** Start of Records for this exercise **
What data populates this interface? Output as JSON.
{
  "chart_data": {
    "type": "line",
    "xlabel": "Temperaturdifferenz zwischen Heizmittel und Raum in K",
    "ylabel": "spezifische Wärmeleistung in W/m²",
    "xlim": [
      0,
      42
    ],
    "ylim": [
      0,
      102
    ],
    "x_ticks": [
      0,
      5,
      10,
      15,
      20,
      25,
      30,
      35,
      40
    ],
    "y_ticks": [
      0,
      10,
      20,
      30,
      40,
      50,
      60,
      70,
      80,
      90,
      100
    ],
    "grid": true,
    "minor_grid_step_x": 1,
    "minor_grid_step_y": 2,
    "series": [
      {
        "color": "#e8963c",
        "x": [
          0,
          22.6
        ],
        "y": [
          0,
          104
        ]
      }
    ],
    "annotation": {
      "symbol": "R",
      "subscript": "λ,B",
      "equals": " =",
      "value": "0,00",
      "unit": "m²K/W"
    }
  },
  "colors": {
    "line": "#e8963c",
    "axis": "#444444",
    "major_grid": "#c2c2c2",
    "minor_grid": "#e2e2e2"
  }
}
** End of Records for this exercise **
What to do: Extract the complete listing verbatim.

Worked solution:
What data populates this interface? Output as JSON.
{
  "chart_data": {
    "type": "line",
    "xlabel": "Temperaturdifferenz zwischen Heizmittel und Raum in K",
    "ylabel": "spezifische Wärmeleistung in W/m²",
    "xlim": [
      0,
      42
    ],
    "ylim": [
      0,
      102
    ],
    "x_ticks": [
      0,
      5,
      10,
      15,
      20,
      25,
      30,
      35,
      40
    ],
    "y_ticks": [
      0,
      10,
      20,
      30,
      40,
      50,
      60,
      70,
      80,
      90,
      100
    ],
    "grid": true,
    "minor_grid_step_x": 1,
    "minor_grid_step_y": 2,
    "series": [
      {
        "color": "#e8963c",
        "x": [
          0,
          22.6
        ],
        "y": [
          0,
          104
        ]
      }
    ],
    "annotation": {
      "symbol": "R",
      "subscript": "λ,B",
      "equals": " =",
      "value": "0,00",
      "unit": "m²K/W"
    }
  },
  "colors": {
    "line": "#e8963c",
    "axis": "#444444",
    "major_grid": "#c2c2c2",
    "minor_grid": "#e2e2e2"
  }
}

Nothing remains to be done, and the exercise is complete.